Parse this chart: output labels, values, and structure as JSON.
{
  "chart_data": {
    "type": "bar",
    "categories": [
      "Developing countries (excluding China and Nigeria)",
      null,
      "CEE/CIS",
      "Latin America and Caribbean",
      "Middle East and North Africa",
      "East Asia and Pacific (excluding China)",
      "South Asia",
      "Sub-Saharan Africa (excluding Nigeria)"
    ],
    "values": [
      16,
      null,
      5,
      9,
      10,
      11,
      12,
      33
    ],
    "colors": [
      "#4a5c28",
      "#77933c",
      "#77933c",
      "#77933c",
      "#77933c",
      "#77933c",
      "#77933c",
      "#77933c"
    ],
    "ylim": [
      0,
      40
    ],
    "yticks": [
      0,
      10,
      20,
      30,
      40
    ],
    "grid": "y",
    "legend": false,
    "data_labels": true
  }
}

+++++

# Task statement:
Write out the complete set of records exactly as given.

# Solution to this problem:
Parse this chart: output labels, values, and structure as JSON.
{
  "chart_data": {
    "type": "bar",
    "categories": [
      "Developing countries (excluding China and Nigeria)",
      null,
      "CEE/CIS",
      "Latin America and Caribbean",
      "Middle East and North Africa",
      "East Asia and Pacific (excluding China)",
      "South Asia",
      "Sub-Saharan Africa (excluding Nigeria)"
    ],
    "values": [
      16,
      null,
      5,
      9,
      10,
      11,
      12,
      33
    ],
    "colors": [
      "#4a5c28",
      "#77933c",
      "#77933c",
      "#77933c",
      "#77933c",
      "#77933c",
      "#77933c",
      "#77933c"
    ],
    "ylim": [
      0,
      40
    ],
    "yticks": [
      0,
      10,
      20,
      30,
      40
    ],
    "grid": "y",
    "legend": false,
    "data_labels": true
  }
}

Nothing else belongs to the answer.